[Start of MATERIAL FOR THIS EXERCISE]

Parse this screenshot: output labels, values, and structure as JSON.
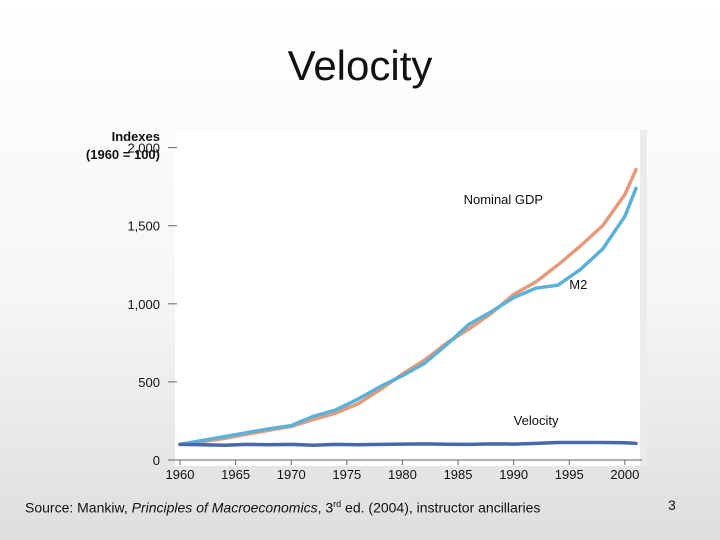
{
  "slide": {
    "title": "Velocity",
    "number": "3",
    "source": {
      "prefix": "Source: Mankiw, ",
      "book": "Principles of Macroeconomics",
      "edition_num": ", 3",
      "edition_sup": "rd",
      "suffix": " ed. (2004), instructor ancillaries"
    }
  },
  "colors": {
    "nominal_gdp": "#e59a7c",
    "m2": "#5eb1d6",
    "velocity": "#4a68ad",
    "plot_bg": "#ffffff",
    "axis": "#666666"
  },
  "chart_data": {
    "type": "line",
    "ylabel_line1": "Indexes",
    "ylabel_line2": "(1960 = 100)",
    "xlim": [
      1960,
      2001
    ],
    "ylim": [
      0,
      2100
    ],
    "x_ticks": [
      "1960",
      "1965",
      "1970",
      "1975",
      "1980",
      "1985",
      "1990",
      "1995",
      "2000"
    ],
    "y_ticks": [
      "0",
      "500",
      "1,000",
      "1,500",
      "2,000"
    ],
    "series": [
      {
        "name": "Nominal GDP",
        "color_key": "nominal_gdp",
        "label_at": [
          1985.5,
          1640
        ],
        "points": [
          [
            1960,
            100
          ],
          [
            1962,
            118
          ],
          [
            1964,
            138
          ],
          [
            1966,
            165
          ],
          [
            1968,
            190
          ],
          [
            1970,
            215
          ],
          [
            1972,
            260
          ],
          [
            1974,
            300
          ],
          [
            1976,
            360
          ],
          [
            1978,
            450
          ],
          [
            1980,
            550
          ],
          [
            1982,
            640
          ],
          [
            1984,
            750
          ],
          [
            1986,
            840
          ],
          [
            1988,
            940
          ],
          [
            1990,
            1060
          ],
          [
            1992,
            1140
          ],
          [
            1994,
            1250
          ],
          [
            1996,
            1370
          ],
          [
            1998,
            1500
          ],
          [
            2000,
            1700
          ],
          [
            2001,
            1860
          ]
        ]
      },
      {
        "name": "M2",
        "color_key": "m2",
        "label_at": [
          1995,
          1095
        ],
        "points": [
          [
            1960,
            100
          ],
          [
            1962,
            125
          ],
          [
            1964,
            150
          ],
          [
            1966,
            175
          ],
          [
            1968,
            200
          ],
          [
            1970,
            220
          ],
          [
            1972,
            280
          ],
          [
            1974,
            320
          ],
          [
            1976,
            390
          ],
          [
            1978,
            470
          ],
          [
            1980,
            540
          ],
          [
            1982,
            620
          ],
          [
            1984,
            740
          ],
          [
            1986,
            870
          ],
          [
            1988,
            950
          ],
          [
            1990,
            1040
          ],
          [
            1992,
            1100
          ],
          [
            1994,
            1120
          ],
          [
            1996,
            1220
          ],
          [
            1998,
            1350
          ],
          [
            2000,
            1560
          ],
          [
            2001,
            1740
          ]
        ]
      },
      {
        "name": "Velocity",
        "color_key": "velocity",
        "label_at": [
          1990,
          225
        ],
        "points": [
          [
            1960,
            100
          ],
          [
            1962,
            98
          ],
          [
            1964,
            95
          ],
          [
            1966,
            100
          ],
          [
            1968,
            98
          ],
          [
            1970,
            100
          ],
          [
            1972,
            95
          ],
          [
            1974,
            100
          ],
          [
            1976,
            98
          ],
          [
            1978,
            100
          ],
          [
            1980,
            102
          ],
          [
            1982,
            103
          ],
          [
            1984,
            101
          ],
          [
            1986,
            100
          ],
          [
            1988,
            103
          ],
          [
            1990,
            102
          ],
          [
            1992,
            106
          ],
          [
            1994,
            112
          ],
          [
            1996,
            112
          ],
          [
            1998,
            112
          ],
          [
            2000,
            110
          ],
          [
            2001,
            106
          ]
        ]
      }
    ]
  }
}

[End of MATERIAL FOR THIS EXERCISE]

EXERCISE PROMPT: Count up every line above that has the word "name" in it; answer with the number alone.

FINAL RESULT: 3